_DIRECTIONS FOR THIS TASK_
In the records below, retype without any change the lines starting at the one that contains "garuda-emblem-icon [538, 146, 698, 322]" and ending at the one that contains "announcement-date: ประกาศ ณ". Include both of those lines.

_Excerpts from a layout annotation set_
■ ■ ■ ■ ■
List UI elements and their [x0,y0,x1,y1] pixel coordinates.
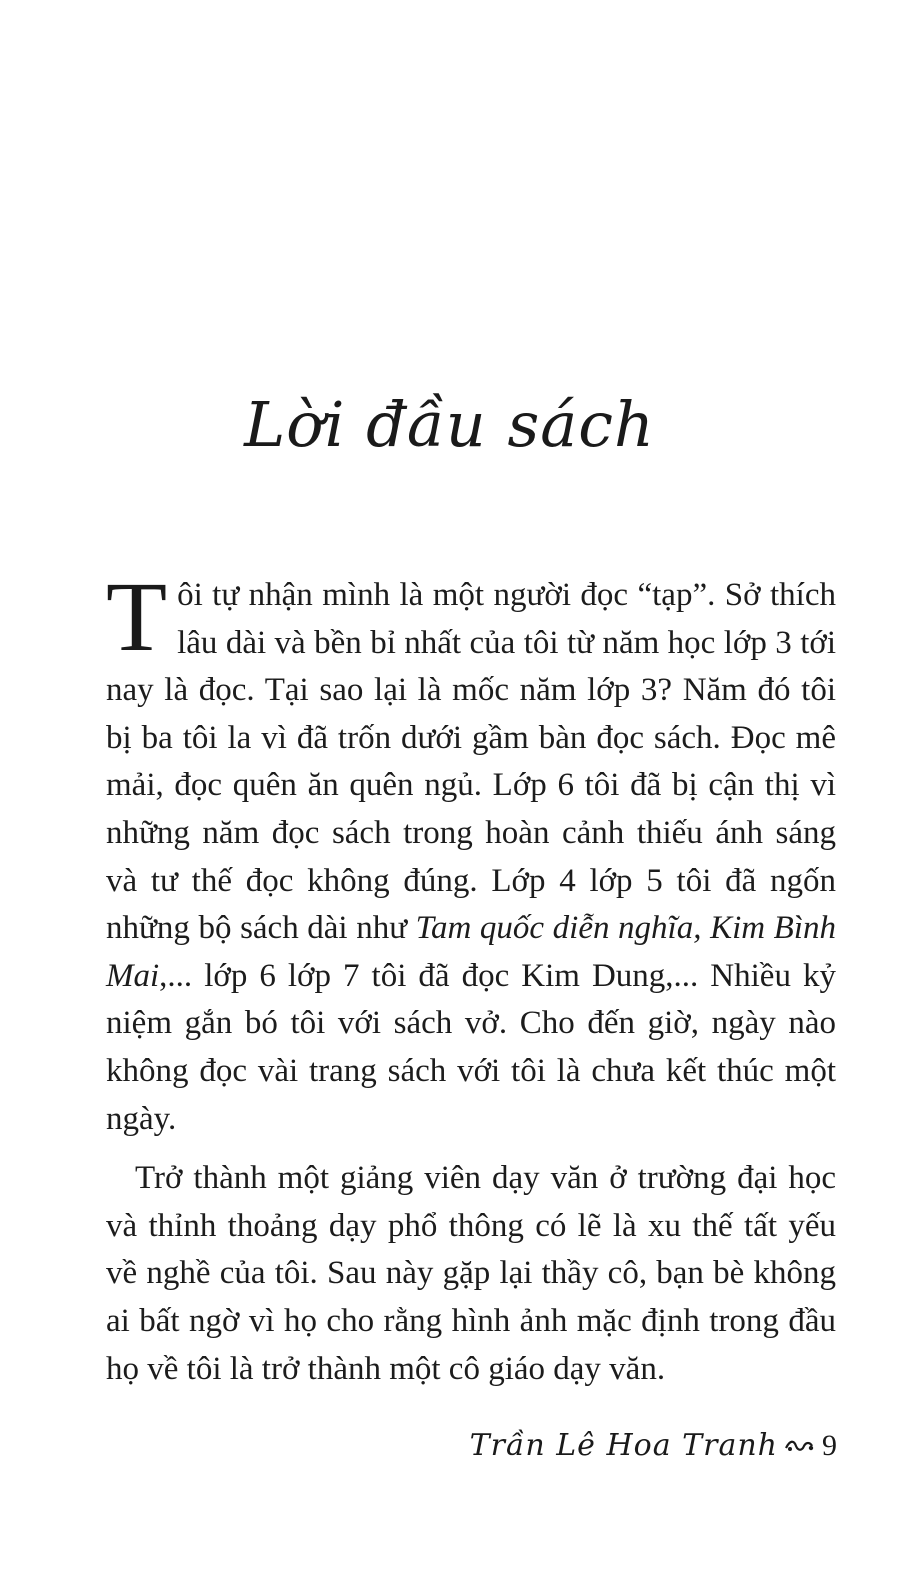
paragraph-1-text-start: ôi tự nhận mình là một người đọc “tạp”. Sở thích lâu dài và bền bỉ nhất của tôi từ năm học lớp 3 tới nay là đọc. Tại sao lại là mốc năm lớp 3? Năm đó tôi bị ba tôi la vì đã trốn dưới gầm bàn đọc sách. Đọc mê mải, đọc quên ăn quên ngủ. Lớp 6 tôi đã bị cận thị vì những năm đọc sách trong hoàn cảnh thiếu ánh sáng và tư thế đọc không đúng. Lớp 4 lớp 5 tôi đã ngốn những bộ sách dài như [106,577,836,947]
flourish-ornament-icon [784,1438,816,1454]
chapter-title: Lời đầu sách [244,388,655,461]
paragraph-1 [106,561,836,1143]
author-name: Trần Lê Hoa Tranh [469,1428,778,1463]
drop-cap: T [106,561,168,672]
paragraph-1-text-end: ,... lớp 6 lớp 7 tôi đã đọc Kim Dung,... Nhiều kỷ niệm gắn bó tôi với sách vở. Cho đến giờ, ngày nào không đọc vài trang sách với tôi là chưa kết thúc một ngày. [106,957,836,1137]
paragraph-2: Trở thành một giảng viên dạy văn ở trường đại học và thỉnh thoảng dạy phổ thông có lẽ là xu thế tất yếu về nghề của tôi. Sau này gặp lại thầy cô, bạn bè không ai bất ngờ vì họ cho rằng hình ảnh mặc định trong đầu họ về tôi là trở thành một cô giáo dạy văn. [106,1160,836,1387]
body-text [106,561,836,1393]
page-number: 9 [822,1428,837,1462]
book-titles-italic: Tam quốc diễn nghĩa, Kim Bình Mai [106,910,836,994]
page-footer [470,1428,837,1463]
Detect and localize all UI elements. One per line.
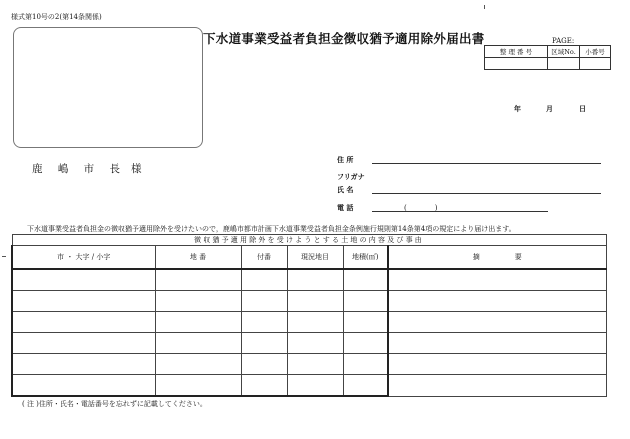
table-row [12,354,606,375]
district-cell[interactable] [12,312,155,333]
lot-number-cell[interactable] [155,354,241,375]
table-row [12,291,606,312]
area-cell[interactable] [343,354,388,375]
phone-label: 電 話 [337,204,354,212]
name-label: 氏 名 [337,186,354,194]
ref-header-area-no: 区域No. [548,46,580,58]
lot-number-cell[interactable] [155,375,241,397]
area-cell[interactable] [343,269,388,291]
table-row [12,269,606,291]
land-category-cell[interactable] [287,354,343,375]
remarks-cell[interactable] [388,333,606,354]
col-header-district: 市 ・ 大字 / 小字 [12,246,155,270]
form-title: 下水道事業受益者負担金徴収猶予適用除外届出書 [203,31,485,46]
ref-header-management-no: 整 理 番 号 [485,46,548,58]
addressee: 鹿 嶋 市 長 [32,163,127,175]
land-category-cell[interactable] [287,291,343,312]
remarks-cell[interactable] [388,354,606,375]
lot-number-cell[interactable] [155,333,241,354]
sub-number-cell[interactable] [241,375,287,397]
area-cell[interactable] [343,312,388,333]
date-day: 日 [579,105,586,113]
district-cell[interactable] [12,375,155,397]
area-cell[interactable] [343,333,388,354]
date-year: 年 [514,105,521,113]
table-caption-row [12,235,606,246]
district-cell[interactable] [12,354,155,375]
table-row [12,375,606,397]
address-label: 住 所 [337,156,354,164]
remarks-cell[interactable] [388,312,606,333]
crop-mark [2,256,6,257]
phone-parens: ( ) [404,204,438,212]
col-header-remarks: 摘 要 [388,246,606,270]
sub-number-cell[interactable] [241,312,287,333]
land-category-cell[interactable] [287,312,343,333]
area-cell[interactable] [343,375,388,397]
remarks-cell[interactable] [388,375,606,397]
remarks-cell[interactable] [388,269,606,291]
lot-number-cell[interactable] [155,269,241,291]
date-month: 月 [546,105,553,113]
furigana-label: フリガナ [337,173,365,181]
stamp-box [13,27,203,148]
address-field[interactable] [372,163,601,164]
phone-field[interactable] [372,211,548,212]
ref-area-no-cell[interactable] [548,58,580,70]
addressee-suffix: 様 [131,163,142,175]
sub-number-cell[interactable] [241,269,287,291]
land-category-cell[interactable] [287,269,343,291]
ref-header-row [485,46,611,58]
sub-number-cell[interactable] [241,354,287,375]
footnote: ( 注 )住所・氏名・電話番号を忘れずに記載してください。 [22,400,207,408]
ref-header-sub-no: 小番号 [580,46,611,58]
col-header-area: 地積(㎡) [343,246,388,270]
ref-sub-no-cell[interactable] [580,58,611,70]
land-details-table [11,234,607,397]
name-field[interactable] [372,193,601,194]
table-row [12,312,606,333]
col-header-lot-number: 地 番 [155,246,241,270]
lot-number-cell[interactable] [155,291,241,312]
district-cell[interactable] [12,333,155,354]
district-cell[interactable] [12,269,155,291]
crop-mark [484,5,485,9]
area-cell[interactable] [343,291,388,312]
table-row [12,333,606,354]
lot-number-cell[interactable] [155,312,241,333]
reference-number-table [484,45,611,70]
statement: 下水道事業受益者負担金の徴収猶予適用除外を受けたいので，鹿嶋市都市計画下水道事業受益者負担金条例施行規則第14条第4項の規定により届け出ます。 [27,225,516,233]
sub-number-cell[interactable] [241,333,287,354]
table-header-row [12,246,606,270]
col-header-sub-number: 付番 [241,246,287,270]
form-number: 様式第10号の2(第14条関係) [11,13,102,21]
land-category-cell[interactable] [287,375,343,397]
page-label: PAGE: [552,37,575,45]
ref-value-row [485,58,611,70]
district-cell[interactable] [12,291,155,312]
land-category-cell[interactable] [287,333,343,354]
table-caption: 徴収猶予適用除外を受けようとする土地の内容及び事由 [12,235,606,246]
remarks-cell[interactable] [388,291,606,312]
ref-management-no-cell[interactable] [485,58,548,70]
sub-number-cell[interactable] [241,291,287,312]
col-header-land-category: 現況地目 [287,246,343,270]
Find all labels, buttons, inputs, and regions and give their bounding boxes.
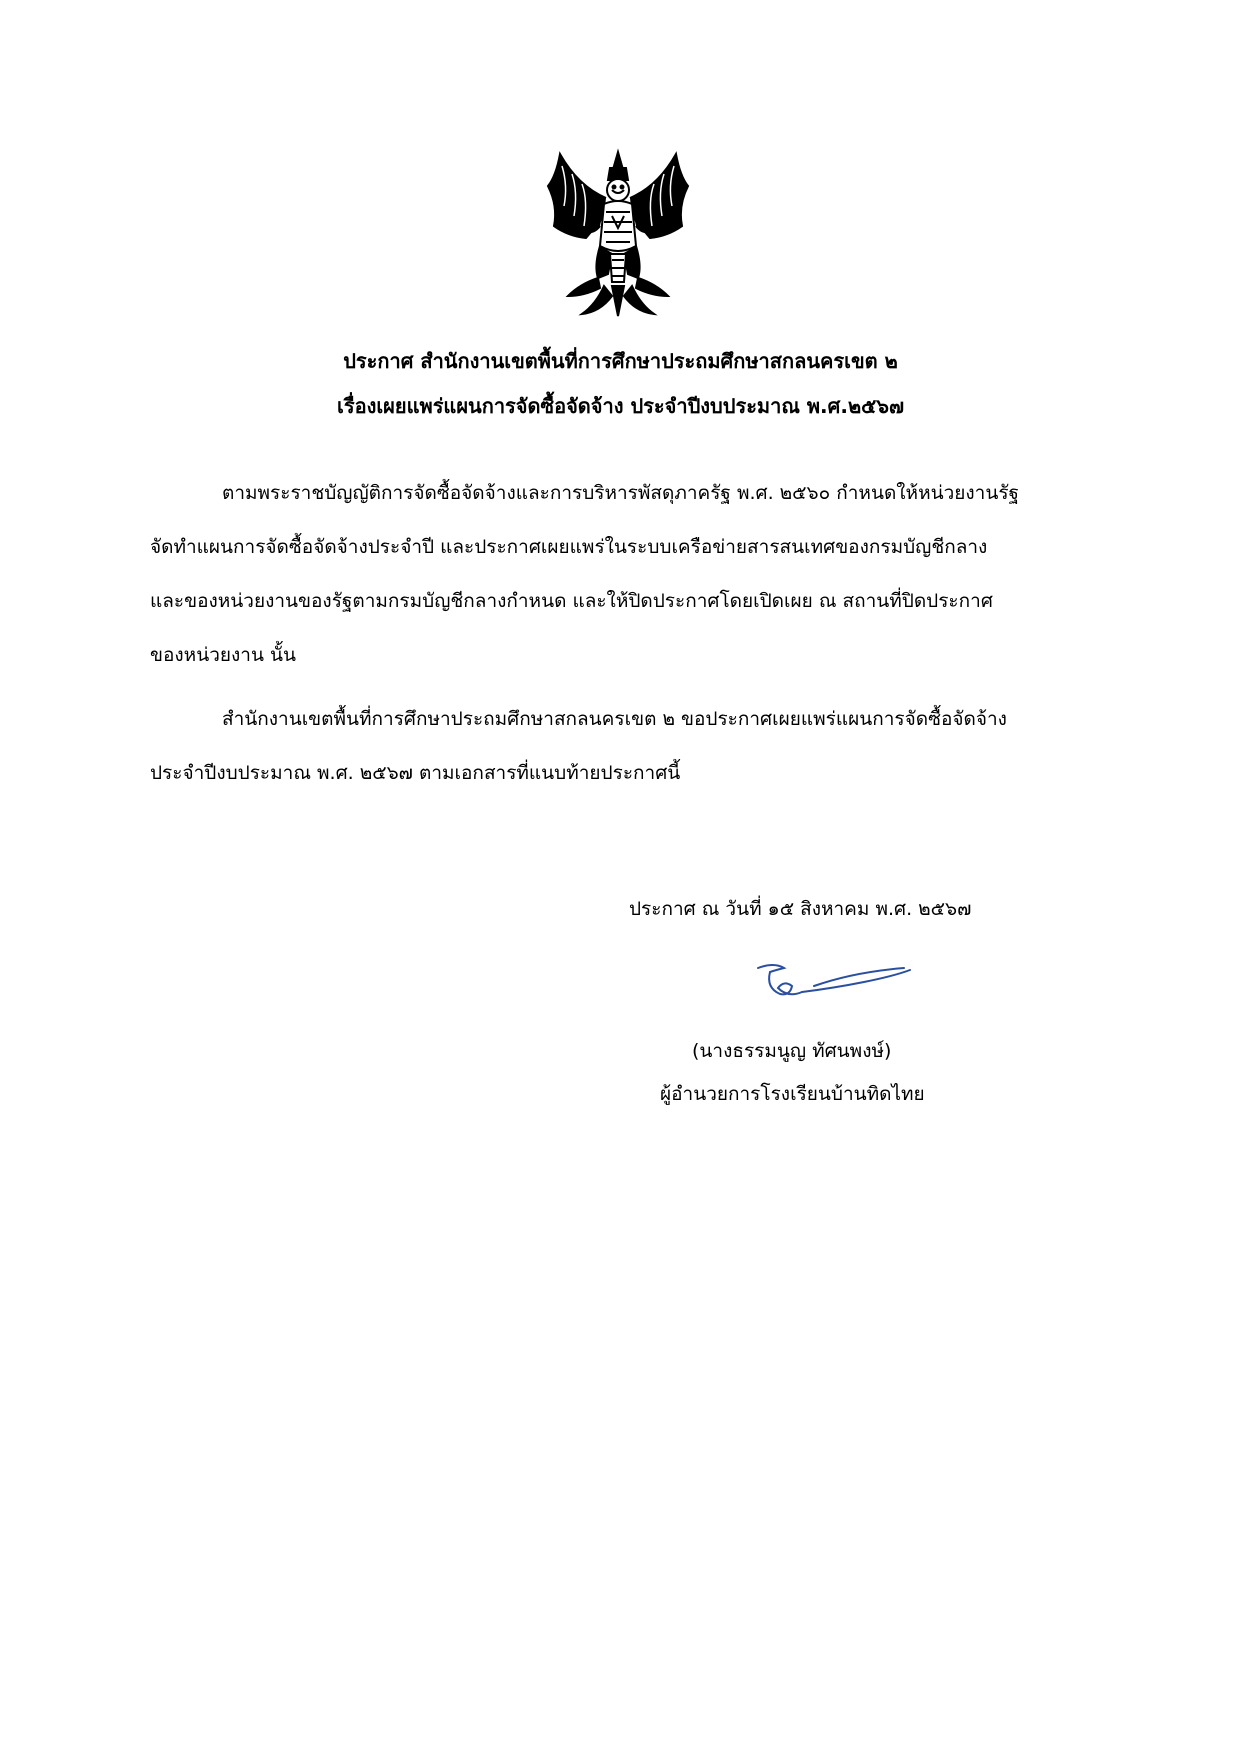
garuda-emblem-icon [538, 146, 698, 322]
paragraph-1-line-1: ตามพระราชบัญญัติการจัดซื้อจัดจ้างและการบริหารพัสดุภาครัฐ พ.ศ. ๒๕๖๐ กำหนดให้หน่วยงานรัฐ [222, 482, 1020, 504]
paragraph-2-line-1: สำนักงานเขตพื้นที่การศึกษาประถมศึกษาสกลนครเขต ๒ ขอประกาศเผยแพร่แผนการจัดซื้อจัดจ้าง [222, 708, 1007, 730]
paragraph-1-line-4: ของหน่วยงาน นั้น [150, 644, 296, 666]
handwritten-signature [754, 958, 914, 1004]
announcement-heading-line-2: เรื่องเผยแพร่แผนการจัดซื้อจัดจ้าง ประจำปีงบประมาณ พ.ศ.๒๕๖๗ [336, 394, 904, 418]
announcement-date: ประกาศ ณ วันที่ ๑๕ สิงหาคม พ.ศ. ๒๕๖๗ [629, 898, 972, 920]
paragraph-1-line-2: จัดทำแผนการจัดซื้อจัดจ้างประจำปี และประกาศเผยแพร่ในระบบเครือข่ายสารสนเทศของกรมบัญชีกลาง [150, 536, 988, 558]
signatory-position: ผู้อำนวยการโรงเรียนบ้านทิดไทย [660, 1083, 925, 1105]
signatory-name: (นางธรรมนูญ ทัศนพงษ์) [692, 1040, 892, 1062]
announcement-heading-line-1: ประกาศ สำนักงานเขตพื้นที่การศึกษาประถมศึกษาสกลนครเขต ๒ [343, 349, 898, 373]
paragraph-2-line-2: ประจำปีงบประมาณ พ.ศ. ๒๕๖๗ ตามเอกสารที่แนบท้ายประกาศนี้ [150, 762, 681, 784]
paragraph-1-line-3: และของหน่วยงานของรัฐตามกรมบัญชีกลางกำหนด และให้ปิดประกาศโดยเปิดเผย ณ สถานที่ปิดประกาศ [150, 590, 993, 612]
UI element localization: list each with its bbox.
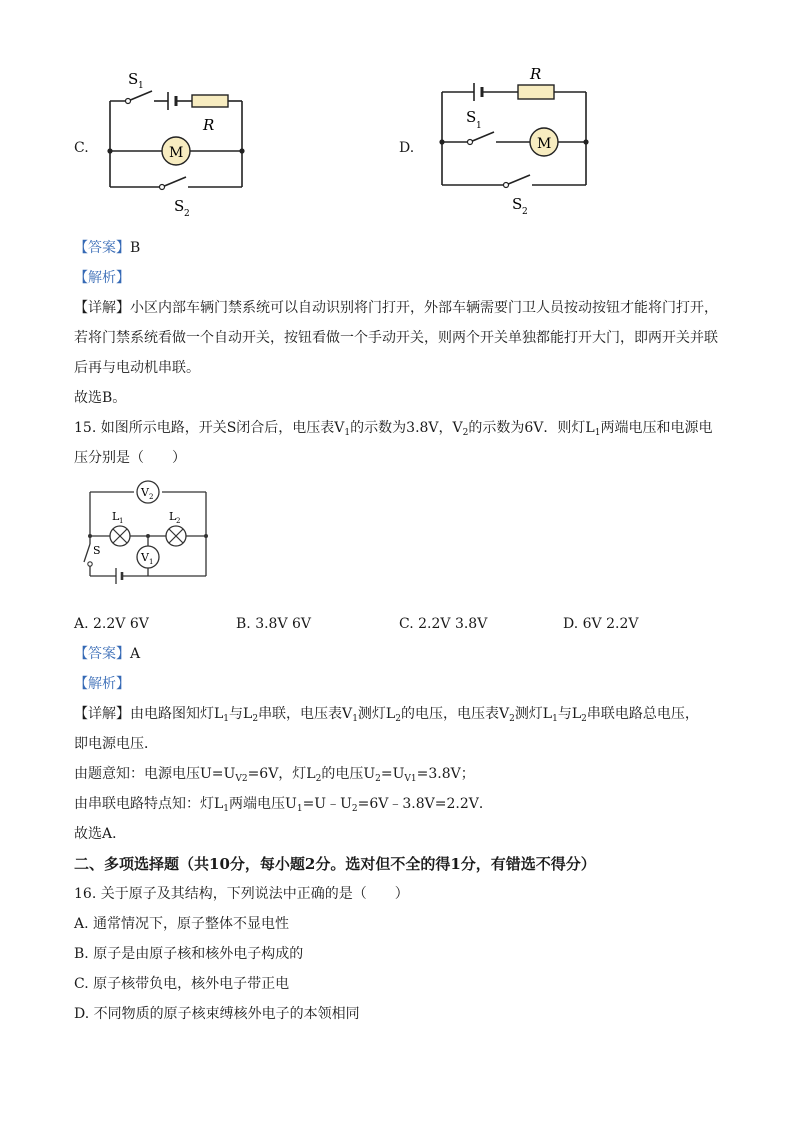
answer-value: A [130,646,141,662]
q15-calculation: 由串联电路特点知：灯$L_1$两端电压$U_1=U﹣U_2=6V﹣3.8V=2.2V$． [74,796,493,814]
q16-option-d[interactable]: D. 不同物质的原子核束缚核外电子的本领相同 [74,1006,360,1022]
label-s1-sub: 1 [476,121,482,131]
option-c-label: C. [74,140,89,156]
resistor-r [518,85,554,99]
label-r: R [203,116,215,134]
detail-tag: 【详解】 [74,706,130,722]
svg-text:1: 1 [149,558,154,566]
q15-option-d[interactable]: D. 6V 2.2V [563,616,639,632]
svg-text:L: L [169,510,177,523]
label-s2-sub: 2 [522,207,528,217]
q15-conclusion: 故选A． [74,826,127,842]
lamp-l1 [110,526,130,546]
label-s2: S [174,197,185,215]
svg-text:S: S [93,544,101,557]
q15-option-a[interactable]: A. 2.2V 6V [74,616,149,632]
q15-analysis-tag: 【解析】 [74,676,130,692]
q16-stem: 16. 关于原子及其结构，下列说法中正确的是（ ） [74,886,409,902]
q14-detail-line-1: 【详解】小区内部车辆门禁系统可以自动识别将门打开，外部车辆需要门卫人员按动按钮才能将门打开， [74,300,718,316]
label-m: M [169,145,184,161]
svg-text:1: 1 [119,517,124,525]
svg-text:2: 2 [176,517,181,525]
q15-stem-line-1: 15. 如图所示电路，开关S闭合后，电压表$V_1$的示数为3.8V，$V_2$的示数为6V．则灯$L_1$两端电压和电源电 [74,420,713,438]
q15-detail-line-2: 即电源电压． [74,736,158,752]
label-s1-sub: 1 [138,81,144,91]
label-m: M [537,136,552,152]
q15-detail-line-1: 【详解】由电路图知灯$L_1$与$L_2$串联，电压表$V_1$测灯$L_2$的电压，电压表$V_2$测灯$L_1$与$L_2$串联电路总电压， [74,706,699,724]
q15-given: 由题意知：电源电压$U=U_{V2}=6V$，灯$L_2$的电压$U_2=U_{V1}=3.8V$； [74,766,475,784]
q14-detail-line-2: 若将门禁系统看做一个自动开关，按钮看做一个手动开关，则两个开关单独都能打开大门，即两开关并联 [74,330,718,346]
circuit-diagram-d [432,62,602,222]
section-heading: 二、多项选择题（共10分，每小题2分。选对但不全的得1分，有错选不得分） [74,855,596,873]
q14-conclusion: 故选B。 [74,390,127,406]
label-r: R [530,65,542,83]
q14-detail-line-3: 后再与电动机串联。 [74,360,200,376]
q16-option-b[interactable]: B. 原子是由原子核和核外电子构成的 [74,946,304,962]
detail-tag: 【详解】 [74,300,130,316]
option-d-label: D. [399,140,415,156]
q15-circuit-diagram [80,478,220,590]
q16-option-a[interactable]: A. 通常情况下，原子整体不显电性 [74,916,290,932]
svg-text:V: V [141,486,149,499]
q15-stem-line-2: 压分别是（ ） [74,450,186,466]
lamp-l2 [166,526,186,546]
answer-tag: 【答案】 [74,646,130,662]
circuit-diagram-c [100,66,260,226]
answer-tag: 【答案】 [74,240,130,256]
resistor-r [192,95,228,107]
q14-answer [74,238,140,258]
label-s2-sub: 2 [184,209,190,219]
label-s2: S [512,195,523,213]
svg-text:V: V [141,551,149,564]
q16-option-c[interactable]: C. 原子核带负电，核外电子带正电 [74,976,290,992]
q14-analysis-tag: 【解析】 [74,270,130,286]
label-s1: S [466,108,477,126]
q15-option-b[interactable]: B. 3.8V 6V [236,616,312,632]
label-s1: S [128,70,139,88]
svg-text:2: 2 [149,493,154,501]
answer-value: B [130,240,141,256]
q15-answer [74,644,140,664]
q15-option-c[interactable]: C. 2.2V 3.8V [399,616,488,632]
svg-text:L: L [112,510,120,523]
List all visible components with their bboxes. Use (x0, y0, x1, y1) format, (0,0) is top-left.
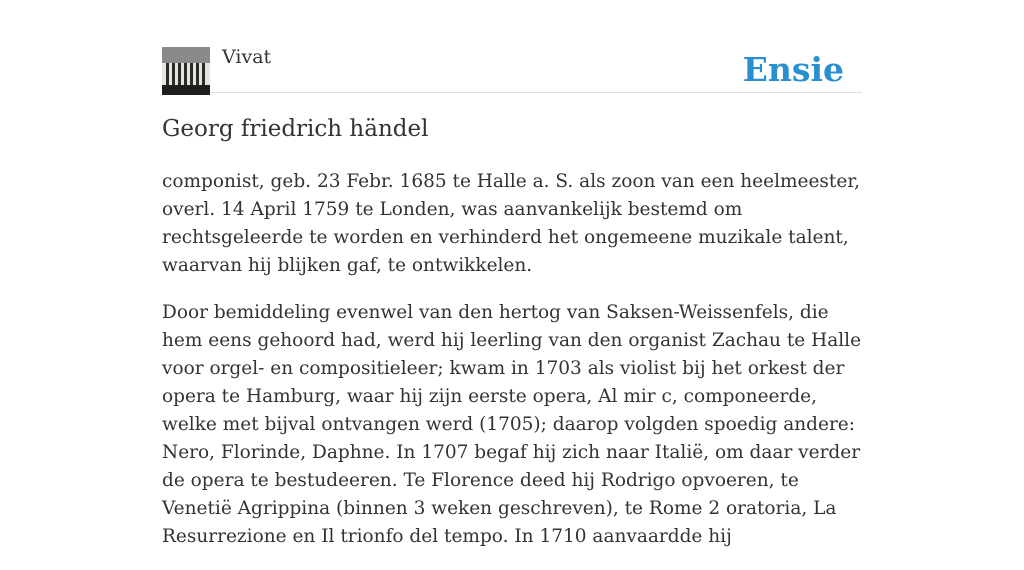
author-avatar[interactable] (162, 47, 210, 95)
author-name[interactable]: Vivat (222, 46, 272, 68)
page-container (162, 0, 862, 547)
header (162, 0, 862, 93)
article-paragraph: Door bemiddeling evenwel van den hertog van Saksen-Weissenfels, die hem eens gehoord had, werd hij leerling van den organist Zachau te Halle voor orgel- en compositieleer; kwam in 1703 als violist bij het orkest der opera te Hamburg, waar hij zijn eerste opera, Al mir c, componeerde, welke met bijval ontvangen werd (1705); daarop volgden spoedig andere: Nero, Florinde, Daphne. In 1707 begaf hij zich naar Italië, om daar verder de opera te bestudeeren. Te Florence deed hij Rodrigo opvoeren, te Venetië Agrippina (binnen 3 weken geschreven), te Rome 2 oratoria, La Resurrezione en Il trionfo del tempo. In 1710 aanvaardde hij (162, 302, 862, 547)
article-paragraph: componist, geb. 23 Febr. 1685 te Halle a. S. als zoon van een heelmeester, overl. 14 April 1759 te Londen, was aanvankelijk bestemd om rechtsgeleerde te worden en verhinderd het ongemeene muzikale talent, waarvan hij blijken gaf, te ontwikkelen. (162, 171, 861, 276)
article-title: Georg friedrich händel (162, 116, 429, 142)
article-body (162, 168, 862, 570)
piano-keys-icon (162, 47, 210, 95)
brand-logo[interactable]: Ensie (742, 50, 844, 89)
■ ■ ■ ■ ■
_SOLUTION TO THIS TASK_
garuda-emblem-icon [538, 146, 698, 322]
paragraph-1-line-1: ตามพระราชบัญญัติการจัดซื้อจัดจ้างและการบริหารพัสดุภาครัฐ พ.ศ. ๒๕๖๐ กำหนดให้หน่วยงานรัฐ [222, 482, 1020, 504]
paragraph-2-line-1: สำนักงานเขตพื้นที่การศึกษาประถมศึกษาสกลนครเขต ๒ ขอประกาศเผยแพร่แผนการจัดซื้อจัดจ้าง [222, 708, 1007, 730]
paragraph-1-line-4: ของหน่วยงาน นั้น [150, 644, 296, 666]
handwritten-signature [754, 958, 914, 1004]
announcement-heading-line-2: เรื่องเผยแพร่แผนการจัดซื้อจัดจ้าง ประจำปีงบประมาณ พ.ศ.๒๕๖๗ [336, 394, 904, 418]
announcement-date: ประกาศ ณ วันที่ ๑๕ สิงหาคม พ.ศ. ๒๕๖๗ [629, 898, 972, 920]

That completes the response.